* Directions for this task
Find how many lines of the listing below include the word "高位シナリオ", then report the number by itself.

Records from a collection:
------------------------------------------------------------------------

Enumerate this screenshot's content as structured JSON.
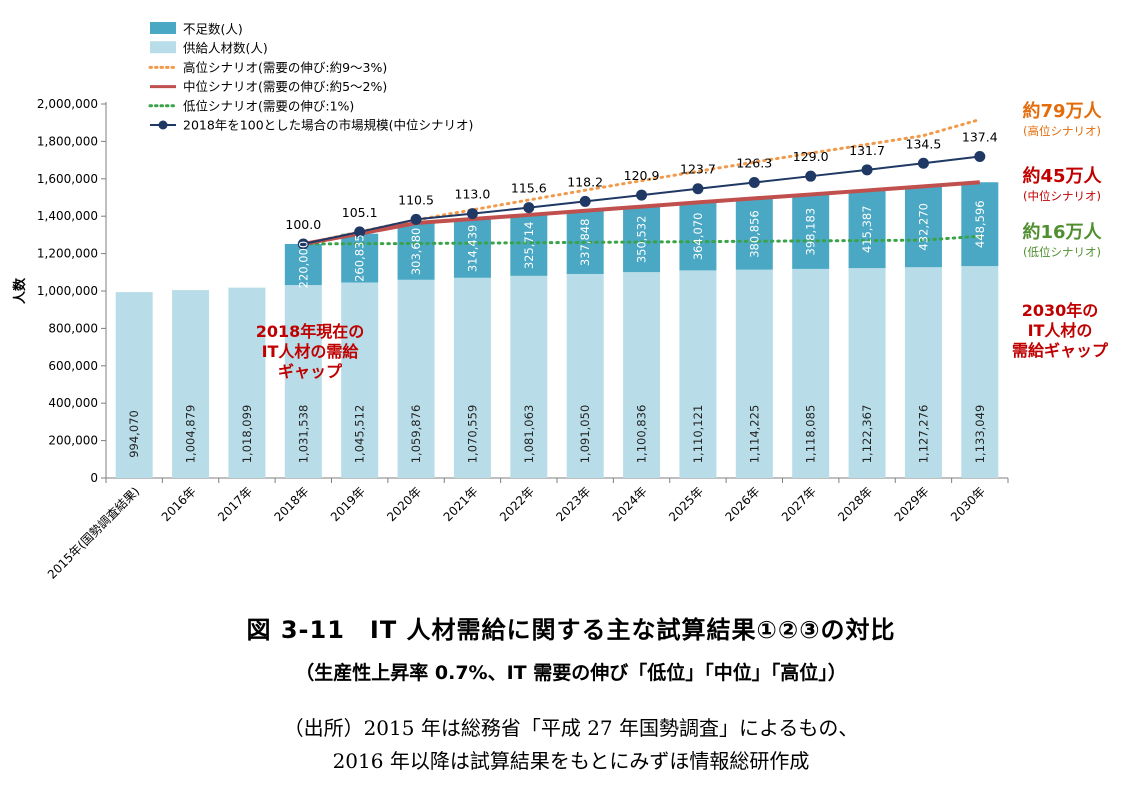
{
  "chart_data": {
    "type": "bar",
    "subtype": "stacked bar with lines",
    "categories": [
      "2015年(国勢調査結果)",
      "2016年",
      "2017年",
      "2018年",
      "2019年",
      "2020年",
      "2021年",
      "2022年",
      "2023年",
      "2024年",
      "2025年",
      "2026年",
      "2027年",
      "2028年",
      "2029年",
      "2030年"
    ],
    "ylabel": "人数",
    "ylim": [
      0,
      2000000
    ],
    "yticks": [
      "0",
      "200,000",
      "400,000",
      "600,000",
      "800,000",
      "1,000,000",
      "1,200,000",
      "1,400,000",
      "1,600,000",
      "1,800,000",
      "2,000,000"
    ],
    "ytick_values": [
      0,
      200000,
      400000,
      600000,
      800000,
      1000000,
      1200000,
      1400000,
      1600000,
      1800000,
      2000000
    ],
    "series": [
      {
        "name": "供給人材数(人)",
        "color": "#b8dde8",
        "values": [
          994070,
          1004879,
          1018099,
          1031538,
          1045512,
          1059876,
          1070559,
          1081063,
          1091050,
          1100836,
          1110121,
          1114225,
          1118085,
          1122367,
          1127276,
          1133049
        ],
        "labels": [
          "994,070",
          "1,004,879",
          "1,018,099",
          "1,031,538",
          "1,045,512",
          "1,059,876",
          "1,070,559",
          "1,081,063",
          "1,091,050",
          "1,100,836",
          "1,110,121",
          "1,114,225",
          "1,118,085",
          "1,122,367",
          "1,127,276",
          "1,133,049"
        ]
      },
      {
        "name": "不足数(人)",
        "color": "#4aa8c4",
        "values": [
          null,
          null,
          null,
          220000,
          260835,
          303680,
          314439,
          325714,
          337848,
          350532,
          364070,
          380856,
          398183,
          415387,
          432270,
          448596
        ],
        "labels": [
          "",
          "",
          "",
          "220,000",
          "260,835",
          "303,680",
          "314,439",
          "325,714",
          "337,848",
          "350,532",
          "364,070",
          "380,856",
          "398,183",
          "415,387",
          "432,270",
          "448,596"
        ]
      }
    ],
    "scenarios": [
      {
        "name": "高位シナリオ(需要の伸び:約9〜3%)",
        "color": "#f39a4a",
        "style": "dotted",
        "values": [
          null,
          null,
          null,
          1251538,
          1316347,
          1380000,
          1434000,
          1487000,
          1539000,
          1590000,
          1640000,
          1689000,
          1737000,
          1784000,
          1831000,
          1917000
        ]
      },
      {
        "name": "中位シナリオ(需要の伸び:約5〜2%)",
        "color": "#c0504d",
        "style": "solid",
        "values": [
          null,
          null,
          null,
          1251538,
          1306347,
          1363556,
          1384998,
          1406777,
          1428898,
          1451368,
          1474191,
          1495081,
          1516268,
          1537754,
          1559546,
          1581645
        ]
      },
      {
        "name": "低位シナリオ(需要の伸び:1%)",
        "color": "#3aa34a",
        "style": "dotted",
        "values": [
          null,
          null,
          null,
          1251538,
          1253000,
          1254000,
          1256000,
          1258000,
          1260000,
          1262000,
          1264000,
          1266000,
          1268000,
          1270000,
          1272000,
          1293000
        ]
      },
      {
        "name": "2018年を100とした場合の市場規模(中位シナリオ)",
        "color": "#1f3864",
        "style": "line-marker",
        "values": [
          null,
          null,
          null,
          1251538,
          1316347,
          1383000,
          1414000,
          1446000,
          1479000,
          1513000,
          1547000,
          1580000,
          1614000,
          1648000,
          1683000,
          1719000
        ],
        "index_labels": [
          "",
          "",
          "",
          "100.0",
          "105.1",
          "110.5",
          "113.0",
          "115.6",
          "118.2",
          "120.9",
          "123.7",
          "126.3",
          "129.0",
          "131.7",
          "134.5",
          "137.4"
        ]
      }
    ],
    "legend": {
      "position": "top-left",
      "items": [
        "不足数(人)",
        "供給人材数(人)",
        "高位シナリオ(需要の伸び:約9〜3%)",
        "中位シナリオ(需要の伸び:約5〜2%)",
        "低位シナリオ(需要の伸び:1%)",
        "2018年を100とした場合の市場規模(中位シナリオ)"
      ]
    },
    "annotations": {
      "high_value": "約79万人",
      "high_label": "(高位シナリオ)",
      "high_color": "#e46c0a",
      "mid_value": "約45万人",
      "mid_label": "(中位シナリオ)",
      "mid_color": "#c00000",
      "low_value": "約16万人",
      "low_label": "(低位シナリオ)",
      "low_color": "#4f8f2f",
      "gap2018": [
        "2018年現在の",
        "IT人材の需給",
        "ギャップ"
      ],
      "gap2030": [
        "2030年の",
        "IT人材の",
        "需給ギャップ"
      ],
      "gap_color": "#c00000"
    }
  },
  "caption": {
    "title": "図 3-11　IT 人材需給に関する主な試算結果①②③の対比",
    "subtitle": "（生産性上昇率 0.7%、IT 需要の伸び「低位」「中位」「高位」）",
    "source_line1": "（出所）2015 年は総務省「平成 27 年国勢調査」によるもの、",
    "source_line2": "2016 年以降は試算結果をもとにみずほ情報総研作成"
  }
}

------------------------------------------------------------------------

* Output for this task
3